▶ _Records to use_:
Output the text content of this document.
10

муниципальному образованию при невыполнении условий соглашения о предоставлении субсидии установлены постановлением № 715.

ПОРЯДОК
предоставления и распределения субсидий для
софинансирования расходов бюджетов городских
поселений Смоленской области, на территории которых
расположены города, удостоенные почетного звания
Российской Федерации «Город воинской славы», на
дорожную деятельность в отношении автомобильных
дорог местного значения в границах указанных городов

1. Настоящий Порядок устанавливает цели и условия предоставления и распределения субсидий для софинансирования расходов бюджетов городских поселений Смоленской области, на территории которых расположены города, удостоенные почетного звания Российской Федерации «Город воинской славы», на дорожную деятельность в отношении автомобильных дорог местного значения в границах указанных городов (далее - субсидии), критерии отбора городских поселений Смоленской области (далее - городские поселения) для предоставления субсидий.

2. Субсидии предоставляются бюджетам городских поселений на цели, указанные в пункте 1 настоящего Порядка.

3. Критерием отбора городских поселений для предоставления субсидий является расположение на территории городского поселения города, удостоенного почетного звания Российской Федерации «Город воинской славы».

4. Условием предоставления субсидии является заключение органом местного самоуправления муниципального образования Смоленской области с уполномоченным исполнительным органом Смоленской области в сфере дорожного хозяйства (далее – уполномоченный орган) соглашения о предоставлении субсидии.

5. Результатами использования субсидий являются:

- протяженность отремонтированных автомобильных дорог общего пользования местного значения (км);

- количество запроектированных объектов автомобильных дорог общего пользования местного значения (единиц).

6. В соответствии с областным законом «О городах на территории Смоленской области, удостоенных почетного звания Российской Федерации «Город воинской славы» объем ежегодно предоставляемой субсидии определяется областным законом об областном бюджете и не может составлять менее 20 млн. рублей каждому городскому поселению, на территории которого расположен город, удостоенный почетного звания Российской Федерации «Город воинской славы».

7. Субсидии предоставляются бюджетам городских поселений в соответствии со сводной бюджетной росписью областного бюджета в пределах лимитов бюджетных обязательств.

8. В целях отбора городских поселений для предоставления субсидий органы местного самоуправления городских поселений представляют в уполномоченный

▶ _Exercise description_: Find how many lines in the listing hold "бюджетам", and reply with that number only.

▶ _Response for this exercise_: 2